(Dataset rows)
====================

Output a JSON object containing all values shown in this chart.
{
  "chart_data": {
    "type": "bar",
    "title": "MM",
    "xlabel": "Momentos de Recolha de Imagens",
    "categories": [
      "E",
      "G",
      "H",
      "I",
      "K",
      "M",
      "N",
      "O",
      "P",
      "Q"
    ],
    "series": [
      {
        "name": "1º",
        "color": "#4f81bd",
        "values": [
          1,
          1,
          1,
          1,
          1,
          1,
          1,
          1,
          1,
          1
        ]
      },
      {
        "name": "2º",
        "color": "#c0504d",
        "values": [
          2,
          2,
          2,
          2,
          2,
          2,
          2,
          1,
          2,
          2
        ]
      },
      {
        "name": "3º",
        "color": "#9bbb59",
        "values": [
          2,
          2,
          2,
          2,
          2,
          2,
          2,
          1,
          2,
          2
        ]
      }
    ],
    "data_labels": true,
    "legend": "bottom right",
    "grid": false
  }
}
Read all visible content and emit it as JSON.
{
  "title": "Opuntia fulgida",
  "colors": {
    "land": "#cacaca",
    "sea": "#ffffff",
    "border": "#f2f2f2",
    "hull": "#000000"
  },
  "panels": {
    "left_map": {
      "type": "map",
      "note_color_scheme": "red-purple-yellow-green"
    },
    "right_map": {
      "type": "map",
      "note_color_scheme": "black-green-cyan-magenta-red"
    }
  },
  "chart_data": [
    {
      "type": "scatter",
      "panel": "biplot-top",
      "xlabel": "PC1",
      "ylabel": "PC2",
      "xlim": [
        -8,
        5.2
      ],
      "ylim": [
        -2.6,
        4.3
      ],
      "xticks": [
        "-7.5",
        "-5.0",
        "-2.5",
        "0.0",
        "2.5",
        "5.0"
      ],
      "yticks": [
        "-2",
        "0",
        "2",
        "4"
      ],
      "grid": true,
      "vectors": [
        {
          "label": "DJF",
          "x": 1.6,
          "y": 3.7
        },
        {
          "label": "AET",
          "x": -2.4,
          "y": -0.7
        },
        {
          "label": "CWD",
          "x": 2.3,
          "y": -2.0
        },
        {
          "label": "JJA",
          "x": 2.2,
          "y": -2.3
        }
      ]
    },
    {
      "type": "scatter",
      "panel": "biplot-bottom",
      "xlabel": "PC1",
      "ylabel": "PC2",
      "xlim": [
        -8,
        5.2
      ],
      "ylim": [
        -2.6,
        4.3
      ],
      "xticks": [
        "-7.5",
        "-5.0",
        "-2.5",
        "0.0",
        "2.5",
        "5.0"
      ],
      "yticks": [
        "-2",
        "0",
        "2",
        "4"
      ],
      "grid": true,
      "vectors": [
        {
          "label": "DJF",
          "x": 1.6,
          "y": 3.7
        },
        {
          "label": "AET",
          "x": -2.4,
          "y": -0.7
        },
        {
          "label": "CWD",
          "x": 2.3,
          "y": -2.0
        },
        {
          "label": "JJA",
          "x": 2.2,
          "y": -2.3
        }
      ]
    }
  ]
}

====================

#### WHAT IS REQUIRED
Repeat the material above exactly.

#### TASK SOLUTION
Output a JSON object containing all values shown in this chart.
{
  "chart_data": {
    "type": "bar",
    "title": "MM",
    "xlabel": "Momentos de Recolha de Imagens",
    "categories": [
      "E",
      "G",
      "H",
      "I",
      "K",
      "M",
      "N",
      "O",
      "P",
      "Q"
    ],
    "series": [
      {
        "name": "1º",
        "color": "#4f81bd",
        "values": [
          1,
          1,
          1,
          1,
          1,
          1,
          1,
          1,
          1,
          1
        ]
      },
      {
        "name": "2º",
        "color": "#c0504d",
        "values": [
          2,
          2,
          2,
          2,
          2,
          2,
          2,
          1,
          2,
          2
        ]
      },
      {
        "name": "3º",
        "color": "#9bbb59",
        "values": [
          2,
          2,
          2,
          2,
          2,
          2,
          2,
          1,
          2,
          2
        ]
      }
    ],
    "data_labels": true,
    "legend": "bottom right",
    "grid": false
  }
}
Read all visible content and emit it as JSON.
{
  "title": "Opuntia fulgida",
  "colors": {
    "land": "#cacaca",
    "sea": "#ffffff",
    "border": "#f2f2f2",
    "hull": "#000000"
  },
  "panels": {
    "left_map": {
      "type": "map",
      "note_color_scheme": "red-purple-yellow-green"
    },
    "right_map": {
      "type": "map",
      "note_color_scheme": "black-green-cyan-magenta-red"
    }
  },
  "chart_data": [
    {
      "type": "scatter",
      "panel": "biplot-top",
      "xlabel": "PC1",
      "ylabel": "PC2",
      "xlim": [
        -8,
        5.2
      ],
      "ylim": [
        -2.6,
        4.3
      ],
      "xticks": [
        "-7.5",
        "-5.0",
        "-2.5",
        "0.0",
        "2.5",
        "5.0"
      ],
      "yticks": [
        "-2",
        "0",
        "2",
        "4"
      ],
      "grid": true,
      "vectors": [
        {
          "label": "DJF",
          "x": 1.6,
          "y": 3.7
        },
        {
          "label": "AET",
          "x": -2.4,
          "y": -0.7
        },
        {
          "label": "CWD",
          "x": 2.3,
          "y": -2.0
        },
        {
          "label": "JJA",
          "x": 2.2,
          "y": -2.3
        }
      ]
    },
    {
      "type": "scatter",
      "panel": "biplot-bottom",
      "xlabel": "PC1",
      "ylabel": "PC2",
      "xlim": [
        -8,
        5.2
      ],
      "ylim": [
        -2.6,
        4.3
      ],
      "xticks": [
        "-7.5",
        "-5.0",
        "-2.5",
        "0.0",
        "2.5",
        "5.0"
      ],
      "yticks": [
        "-2",
        "0",
        "2",
        "4"
      ],
      "grid": true,
      "vectors": [
        {
          "label": "DJF",
          "x": 1.6,
          "y": 3.7
        },
        {
          "label": "AET",
          "x": -2.4,
          "y": -0.7
        },
        {
          "label": "CWD",
          "x": 2.3,
          "y": -2.0
        },
        {
          "label": "JJA",
          "x": 2.2,
          "y": -2.3
        }
      ]
    }
  ]
}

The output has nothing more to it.